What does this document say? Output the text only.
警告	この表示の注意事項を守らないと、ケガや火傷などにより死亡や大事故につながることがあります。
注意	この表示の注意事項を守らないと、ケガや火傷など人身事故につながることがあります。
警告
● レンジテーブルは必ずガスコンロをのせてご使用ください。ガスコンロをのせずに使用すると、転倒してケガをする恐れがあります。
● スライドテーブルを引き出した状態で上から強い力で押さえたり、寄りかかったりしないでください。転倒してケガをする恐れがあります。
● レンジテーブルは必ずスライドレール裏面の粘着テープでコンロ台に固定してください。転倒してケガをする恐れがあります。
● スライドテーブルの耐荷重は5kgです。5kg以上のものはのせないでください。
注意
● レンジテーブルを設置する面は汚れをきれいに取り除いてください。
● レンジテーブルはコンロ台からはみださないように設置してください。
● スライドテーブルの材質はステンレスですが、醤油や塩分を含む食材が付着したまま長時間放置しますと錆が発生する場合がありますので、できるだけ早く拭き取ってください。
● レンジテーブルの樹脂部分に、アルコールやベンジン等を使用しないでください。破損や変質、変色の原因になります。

----------

Brief. Transcribe every record above exactly as it appears.

Output for this task.
What does this document say? Output the text only.
警告	この表示の注意事項を守らないと、ケガや火傷などにより死亡や大事故につながることがあります。
注意	この表示の注意事項を守らないと、ケガや火傷など人身事故につながることがあります。
警告
● レンジテーブルは必ずガスコンロをのせてご使用ください。ガスコンロをのせずに使用すると、転倒してケガをする恐れがあります。
● スライドテーブルを引き出した状態で上から強い力で押さえたり、寄りかかったりしないでください。転倒してケガをする恐れがあります。
● レンジテーブルは必ずスライドレール裏面の粘着テープでコンロ台に固定してください。転倒してケガをする恐れがあります。
● スライドテーブルの耐荷重は5kgです。5kg以上のものはのせないでください。
注意
● レンジテーブルを設置する面は汚れをきれいに取り除いてください。
● レンジテーブルはコンロ台からはみださないように設置してください。
● スライドテーブルの材質はステンレスですが、醤油や塩分を含む食材が付着したまま長時間放置しますと錆が発生する場合がありますので、できるだけ早く拭き取ってください。
● レンジテーブルの樹脂部分に、アルコールやベンジン等を使用しないでください。破損や変質、変色の原因になります。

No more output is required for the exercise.